Find each line containing the string "lovely" and return it.

• RECORDS SHOWN
## Start
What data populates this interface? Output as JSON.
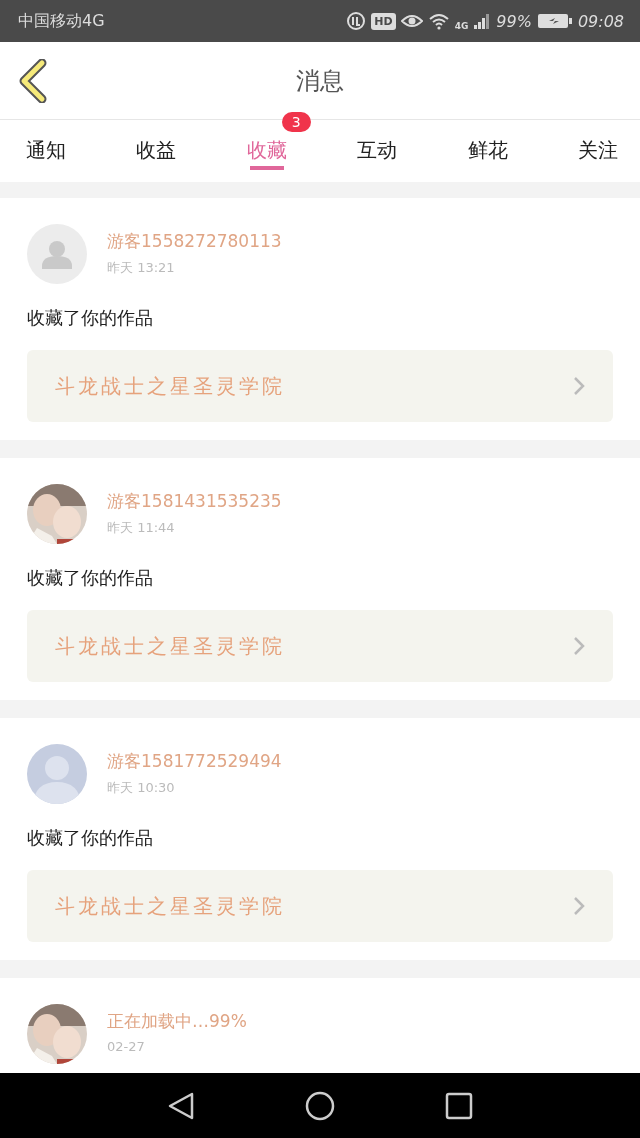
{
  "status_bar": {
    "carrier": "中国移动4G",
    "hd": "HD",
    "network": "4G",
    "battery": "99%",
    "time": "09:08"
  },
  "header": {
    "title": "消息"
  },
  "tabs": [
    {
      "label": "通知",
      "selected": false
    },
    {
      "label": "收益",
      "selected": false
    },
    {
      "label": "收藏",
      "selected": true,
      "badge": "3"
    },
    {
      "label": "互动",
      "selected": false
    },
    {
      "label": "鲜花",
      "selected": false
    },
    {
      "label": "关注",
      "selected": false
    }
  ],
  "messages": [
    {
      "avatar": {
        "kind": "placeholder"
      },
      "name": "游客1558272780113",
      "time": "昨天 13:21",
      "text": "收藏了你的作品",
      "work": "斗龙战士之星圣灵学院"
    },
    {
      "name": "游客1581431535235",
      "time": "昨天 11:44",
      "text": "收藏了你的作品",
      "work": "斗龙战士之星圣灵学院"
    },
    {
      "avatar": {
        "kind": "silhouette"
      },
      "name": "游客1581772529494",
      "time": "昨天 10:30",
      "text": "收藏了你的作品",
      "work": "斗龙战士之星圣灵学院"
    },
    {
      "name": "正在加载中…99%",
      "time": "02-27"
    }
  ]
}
## End
## Start
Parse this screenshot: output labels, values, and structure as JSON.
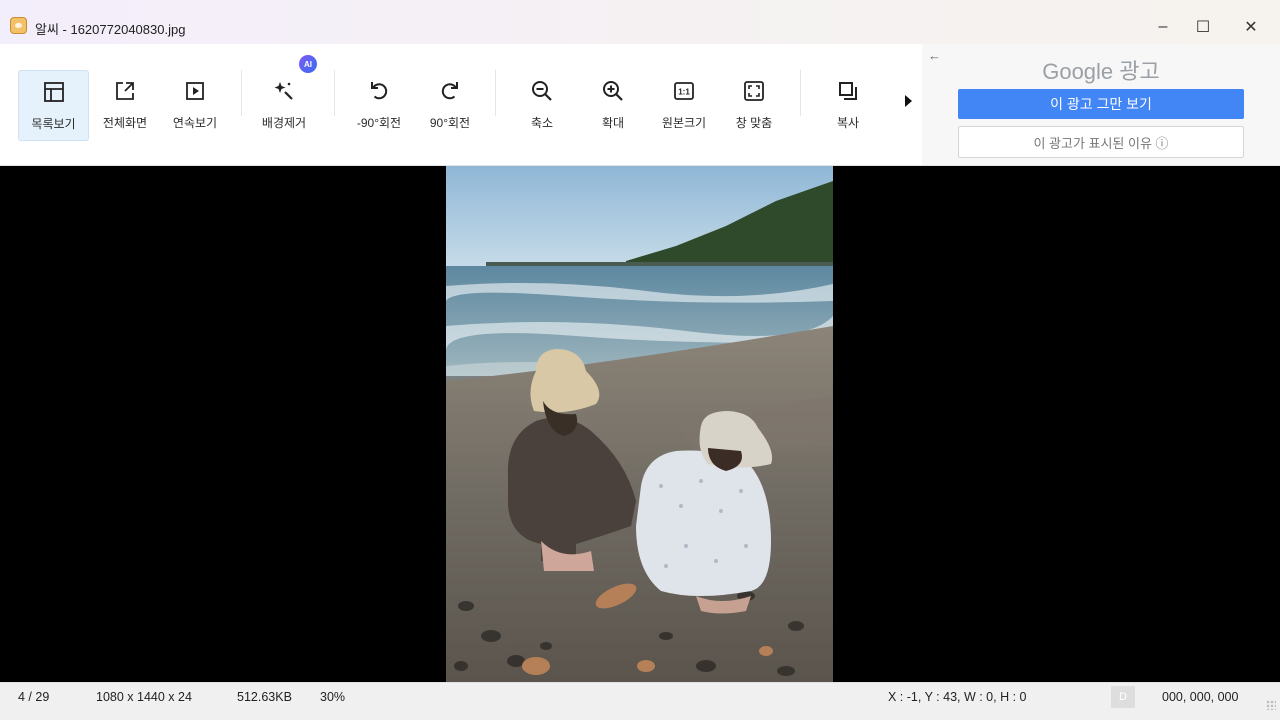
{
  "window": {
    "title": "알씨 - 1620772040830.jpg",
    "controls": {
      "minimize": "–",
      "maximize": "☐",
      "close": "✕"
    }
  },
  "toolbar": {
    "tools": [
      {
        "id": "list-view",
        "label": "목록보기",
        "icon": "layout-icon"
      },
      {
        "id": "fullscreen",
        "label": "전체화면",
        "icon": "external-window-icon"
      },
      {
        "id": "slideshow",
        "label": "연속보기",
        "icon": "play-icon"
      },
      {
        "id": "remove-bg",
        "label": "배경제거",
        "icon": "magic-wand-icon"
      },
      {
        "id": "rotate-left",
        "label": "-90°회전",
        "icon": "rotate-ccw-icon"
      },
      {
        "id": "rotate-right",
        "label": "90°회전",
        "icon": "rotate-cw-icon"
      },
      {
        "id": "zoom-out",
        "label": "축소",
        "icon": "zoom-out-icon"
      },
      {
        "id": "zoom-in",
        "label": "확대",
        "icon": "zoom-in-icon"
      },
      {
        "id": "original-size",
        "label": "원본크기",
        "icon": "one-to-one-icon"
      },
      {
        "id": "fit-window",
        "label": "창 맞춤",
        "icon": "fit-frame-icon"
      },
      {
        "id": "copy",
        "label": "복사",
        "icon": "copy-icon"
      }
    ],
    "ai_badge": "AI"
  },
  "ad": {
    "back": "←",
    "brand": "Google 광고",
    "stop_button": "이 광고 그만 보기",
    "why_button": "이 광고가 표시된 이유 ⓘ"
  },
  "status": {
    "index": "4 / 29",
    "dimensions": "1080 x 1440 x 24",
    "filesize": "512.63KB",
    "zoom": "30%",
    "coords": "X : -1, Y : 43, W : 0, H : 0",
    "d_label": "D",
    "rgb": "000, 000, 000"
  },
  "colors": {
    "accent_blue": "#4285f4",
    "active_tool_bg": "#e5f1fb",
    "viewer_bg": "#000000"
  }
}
## End
## Start
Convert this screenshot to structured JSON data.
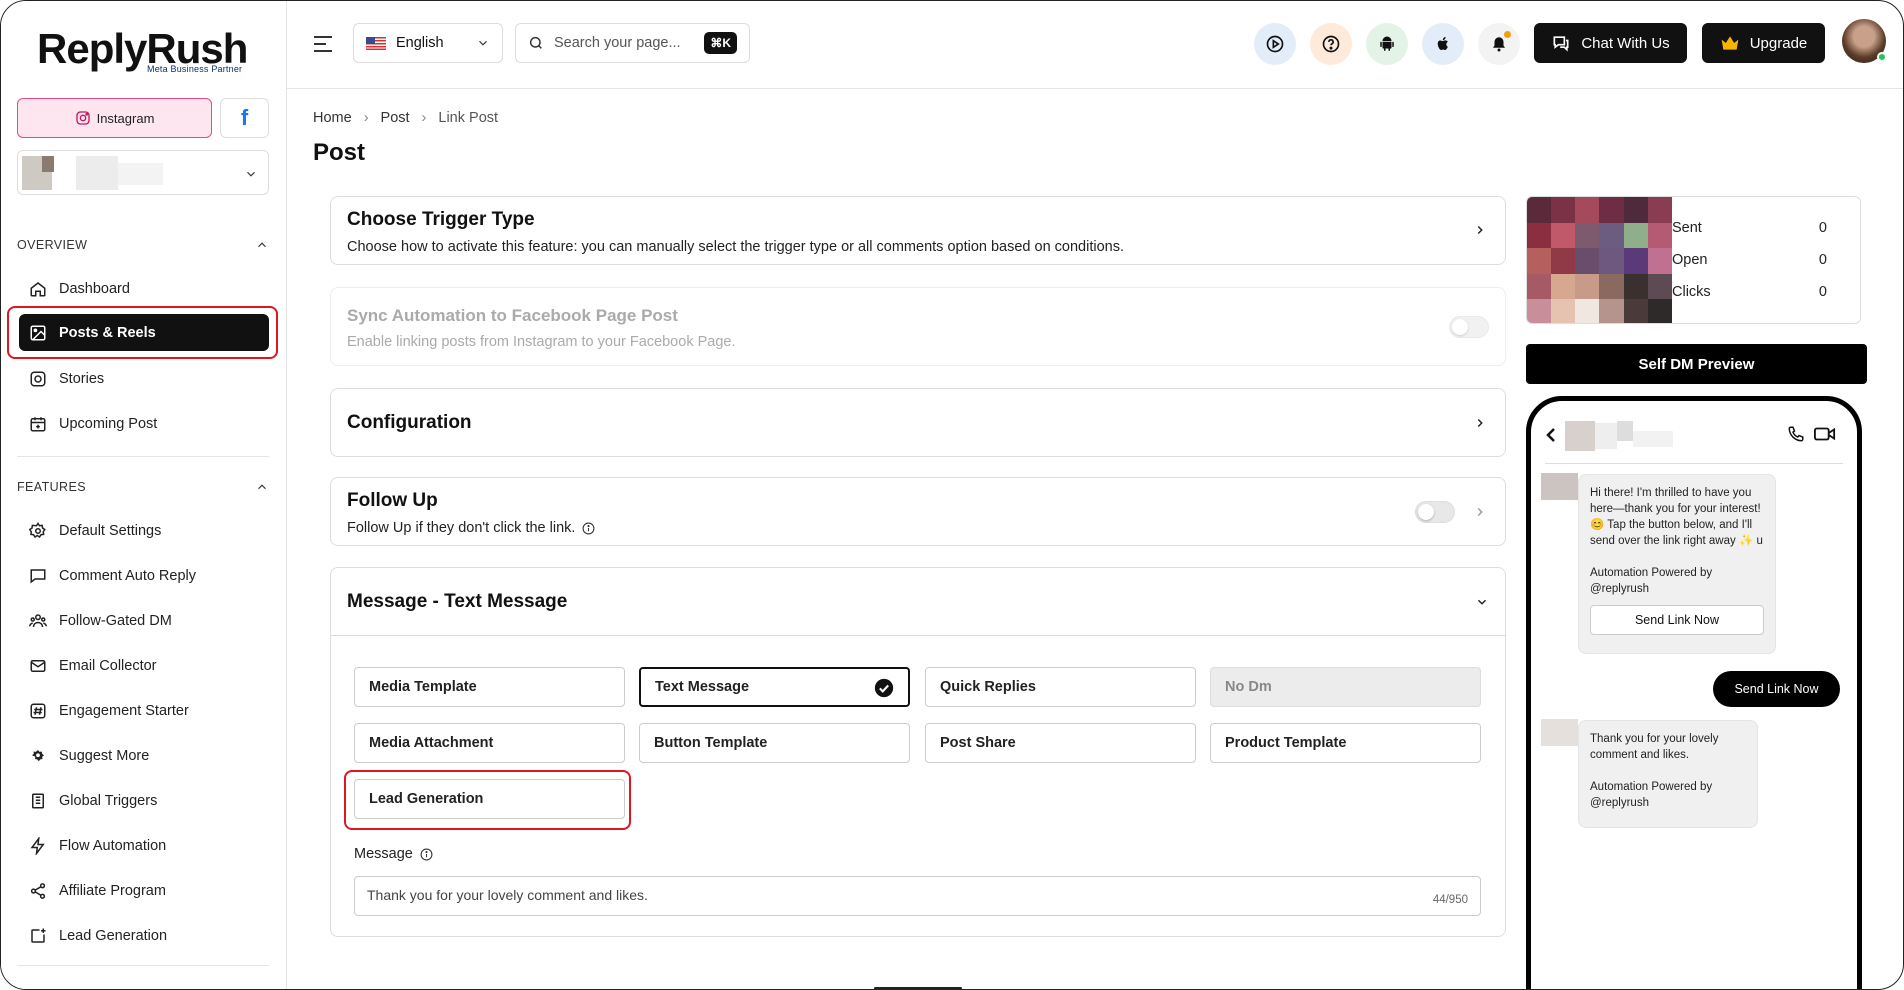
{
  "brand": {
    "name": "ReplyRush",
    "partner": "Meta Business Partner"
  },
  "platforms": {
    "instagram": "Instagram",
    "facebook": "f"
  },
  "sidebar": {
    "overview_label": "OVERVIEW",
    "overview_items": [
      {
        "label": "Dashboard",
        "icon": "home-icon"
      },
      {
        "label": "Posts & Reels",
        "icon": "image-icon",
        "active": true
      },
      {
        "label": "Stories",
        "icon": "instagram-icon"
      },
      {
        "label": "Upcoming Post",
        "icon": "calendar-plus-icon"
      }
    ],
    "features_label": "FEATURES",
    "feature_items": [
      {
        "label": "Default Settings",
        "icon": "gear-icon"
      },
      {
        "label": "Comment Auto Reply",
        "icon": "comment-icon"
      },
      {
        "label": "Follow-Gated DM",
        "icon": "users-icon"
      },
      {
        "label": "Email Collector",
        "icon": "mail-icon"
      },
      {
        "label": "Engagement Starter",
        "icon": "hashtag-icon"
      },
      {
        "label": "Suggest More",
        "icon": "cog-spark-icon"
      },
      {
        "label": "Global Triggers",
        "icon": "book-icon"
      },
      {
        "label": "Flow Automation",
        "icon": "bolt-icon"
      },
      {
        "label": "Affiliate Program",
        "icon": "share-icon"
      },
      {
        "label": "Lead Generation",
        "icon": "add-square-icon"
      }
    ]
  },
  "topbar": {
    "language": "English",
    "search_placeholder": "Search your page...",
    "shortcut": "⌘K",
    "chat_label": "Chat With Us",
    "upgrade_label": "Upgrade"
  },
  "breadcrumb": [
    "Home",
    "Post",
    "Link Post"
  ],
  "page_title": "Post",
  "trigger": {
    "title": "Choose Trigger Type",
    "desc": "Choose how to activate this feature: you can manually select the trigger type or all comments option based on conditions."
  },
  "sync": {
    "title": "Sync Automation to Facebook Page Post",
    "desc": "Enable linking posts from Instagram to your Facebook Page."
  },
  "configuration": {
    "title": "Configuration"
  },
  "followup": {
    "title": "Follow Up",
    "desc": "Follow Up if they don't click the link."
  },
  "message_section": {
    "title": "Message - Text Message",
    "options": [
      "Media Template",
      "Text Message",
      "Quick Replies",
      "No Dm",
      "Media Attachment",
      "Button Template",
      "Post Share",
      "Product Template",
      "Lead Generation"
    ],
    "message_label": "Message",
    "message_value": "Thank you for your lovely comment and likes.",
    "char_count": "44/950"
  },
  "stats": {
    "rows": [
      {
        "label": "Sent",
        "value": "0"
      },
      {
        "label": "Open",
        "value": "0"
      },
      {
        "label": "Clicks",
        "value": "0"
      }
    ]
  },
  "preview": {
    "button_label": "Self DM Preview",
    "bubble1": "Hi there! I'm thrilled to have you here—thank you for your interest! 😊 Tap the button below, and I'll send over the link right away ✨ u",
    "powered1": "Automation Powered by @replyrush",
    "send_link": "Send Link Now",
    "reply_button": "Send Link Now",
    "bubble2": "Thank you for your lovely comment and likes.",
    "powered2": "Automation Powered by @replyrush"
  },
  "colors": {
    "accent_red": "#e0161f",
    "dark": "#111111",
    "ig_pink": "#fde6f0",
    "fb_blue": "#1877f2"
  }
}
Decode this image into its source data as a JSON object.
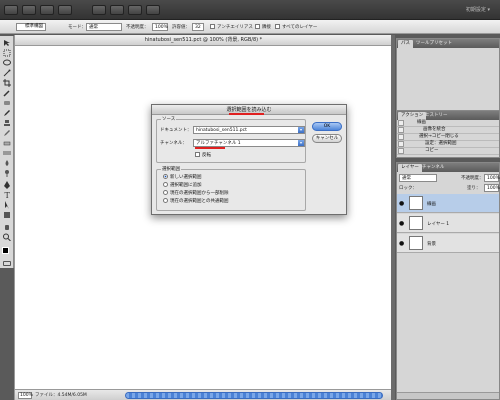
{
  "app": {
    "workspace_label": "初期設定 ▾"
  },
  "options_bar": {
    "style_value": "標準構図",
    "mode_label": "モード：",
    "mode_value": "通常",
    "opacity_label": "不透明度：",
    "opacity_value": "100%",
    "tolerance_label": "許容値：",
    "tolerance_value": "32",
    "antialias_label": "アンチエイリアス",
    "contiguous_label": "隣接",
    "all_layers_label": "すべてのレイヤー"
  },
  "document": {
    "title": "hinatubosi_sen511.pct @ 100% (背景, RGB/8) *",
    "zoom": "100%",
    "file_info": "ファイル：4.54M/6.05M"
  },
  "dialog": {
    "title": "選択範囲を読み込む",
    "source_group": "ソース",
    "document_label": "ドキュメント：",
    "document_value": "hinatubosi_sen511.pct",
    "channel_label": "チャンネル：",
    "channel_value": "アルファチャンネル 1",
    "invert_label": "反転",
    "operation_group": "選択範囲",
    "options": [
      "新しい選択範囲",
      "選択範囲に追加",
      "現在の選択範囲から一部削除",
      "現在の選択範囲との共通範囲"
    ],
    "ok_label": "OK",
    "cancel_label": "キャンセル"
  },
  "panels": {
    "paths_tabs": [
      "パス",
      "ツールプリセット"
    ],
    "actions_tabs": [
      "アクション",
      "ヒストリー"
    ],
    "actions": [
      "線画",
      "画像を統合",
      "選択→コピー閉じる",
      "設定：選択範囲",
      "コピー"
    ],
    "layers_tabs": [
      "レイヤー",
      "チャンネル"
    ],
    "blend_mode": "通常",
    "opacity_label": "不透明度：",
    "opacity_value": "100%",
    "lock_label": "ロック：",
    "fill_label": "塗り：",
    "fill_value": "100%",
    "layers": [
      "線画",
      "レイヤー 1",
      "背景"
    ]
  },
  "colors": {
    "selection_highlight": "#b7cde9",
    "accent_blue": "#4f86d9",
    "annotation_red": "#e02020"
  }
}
## End
• CORRECT RESPONSE
    "message_value": "Thank you for your lovely comment and likes.",
    "bubble2": "Thank you for your lovely comment and likes.",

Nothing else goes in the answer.